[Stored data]

# # # #

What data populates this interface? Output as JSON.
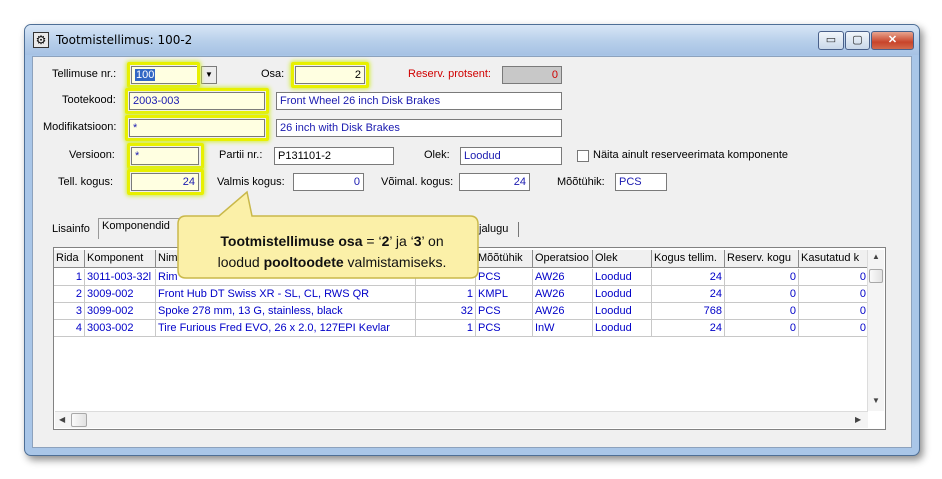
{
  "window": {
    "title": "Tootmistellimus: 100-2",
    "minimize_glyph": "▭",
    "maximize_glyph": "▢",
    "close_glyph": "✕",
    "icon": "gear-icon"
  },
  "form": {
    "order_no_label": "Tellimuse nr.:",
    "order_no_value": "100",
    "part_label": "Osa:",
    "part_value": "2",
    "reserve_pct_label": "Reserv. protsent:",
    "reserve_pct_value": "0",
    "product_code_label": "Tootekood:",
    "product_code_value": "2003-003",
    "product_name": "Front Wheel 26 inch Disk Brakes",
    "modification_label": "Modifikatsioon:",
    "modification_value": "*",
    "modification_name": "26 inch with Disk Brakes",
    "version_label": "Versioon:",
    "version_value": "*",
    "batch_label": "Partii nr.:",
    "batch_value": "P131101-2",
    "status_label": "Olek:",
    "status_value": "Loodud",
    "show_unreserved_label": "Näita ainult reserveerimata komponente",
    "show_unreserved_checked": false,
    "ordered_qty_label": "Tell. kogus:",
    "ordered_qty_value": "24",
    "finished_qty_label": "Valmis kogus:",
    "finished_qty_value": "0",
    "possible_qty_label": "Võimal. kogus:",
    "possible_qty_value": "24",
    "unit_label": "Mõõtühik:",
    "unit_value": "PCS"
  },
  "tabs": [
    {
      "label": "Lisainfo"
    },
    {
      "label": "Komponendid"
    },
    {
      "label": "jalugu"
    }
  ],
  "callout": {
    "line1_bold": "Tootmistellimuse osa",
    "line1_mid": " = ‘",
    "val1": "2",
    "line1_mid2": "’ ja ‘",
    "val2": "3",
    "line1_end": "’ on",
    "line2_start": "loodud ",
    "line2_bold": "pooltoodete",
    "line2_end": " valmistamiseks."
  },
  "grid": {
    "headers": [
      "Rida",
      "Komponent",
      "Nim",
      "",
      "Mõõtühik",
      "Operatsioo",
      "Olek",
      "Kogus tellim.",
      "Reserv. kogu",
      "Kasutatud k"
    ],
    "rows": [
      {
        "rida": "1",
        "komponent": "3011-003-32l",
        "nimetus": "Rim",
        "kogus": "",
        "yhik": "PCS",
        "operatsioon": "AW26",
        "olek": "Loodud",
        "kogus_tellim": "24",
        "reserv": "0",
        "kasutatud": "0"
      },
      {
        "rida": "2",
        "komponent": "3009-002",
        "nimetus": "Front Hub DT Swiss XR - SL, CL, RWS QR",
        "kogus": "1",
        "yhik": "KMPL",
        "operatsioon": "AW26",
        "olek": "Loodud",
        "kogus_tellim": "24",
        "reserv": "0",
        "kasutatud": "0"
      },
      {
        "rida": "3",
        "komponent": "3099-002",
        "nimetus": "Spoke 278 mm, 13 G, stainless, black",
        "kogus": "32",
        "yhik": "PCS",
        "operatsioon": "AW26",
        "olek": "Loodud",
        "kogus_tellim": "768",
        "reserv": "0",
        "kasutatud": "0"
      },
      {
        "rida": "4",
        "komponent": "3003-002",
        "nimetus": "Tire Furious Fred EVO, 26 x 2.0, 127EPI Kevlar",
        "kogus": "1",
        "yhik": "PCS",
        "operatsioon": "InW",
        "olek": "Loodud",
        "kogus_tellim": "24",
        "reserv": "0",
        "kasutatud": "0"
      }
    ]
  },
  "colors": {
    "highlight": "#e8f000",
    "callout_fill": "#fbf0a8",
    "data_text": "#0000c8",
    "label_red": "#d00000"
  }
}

# # # #

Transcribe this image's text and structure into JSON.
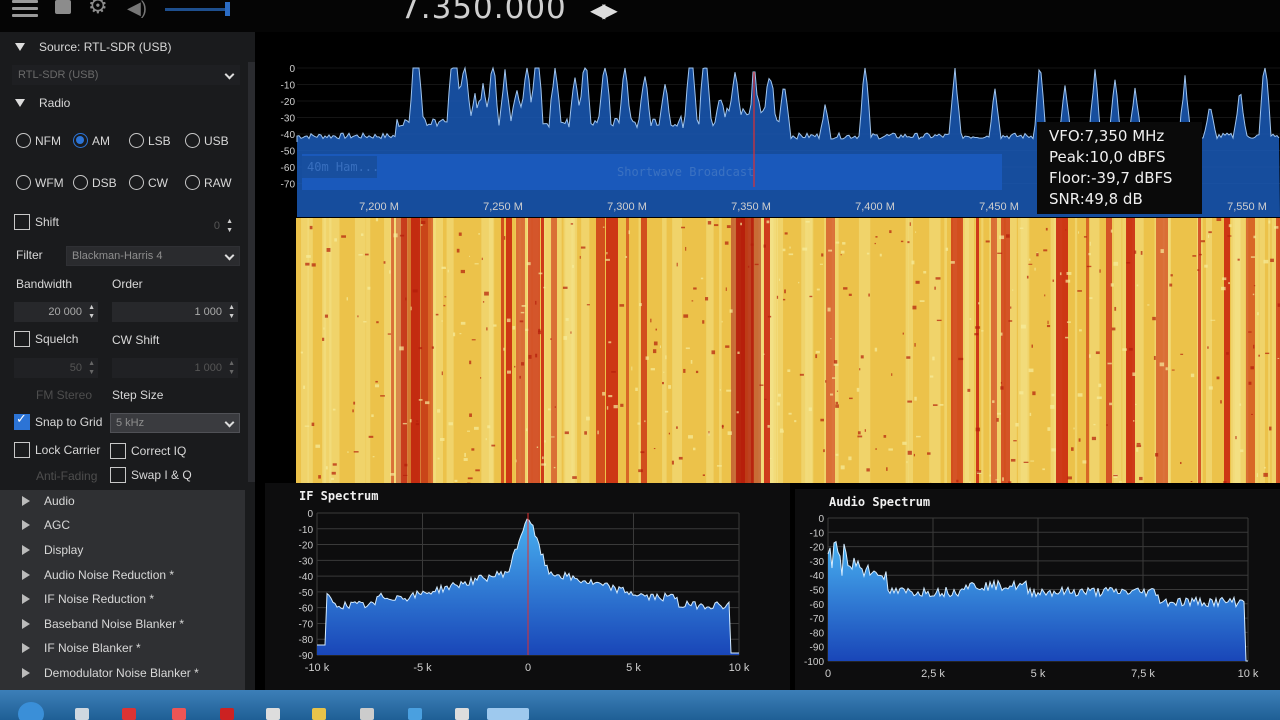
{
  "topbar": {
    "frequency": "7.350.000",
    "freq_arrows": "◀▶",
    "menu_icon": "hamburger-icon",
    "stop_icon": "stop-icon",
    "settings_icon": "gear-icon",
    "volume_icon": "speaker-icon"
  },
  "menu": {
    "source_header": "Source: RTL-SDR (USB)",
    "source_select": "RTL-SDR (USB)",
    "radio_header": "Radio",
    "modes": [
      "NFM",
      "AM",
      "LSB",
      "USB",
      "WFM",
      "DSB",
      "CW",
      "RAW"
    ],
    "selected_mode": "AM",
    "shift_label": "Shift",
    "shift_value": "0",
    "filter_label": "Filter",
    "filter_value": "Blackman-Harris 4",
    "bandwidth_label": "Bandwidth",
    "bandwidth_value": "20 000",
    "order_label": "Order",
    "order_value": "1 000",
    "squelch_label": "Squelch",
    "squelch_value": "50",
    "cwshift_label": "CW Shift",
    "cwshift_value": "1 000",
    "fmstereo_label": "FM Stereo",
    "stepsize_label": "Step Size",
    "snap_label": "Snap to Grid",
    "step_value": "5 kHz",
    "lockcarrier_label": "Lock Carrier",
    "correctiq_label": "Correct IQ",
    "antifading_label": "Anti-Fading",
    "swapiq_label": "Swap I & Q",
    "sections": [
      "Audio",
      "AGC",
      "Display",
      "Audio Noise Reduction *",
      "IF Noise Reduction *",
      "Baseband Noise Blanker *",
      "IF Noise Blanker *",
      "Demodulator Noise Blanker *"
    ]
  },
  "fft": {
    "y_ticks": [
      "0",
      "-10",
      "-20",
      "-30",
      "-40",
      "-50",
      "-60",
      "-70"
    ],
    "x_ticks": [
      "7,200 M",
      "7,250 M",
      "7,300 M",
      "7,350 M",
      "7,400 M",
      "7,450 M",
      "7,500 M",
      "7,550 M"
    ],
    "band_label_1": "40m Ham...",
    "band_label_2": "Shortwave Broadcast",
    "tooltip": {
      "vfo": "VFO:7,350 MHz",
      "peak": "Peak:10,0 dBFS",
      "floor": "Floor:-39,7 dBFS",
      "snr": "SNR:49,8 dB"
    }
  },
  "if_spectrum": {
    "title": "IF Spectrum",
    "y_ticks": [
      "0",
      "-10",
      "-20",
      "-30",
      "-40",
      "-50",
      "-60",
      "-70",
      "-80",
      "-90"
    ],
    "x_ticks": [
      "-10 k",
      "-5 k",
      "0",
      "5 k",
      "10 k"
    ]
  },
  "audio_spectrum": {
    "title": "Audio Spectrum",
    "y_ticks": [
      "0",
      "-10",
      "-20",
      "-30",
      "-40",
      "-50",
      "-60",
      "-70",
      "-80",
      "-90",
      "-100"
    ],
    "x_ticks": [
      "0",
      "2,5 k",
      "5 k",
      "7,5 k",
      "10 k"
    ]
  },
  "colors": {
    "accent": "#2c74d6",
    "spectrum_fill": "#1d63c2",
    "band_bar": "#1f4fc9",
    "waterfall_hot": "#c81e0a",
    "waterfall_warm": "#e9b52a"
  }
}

# # # #

» Task to carry out
Select the lines that carry the string "this" and copy them.

» Task result
What data populates this interface? Output as JSON.
Transcribe this image's text and structure into JSON.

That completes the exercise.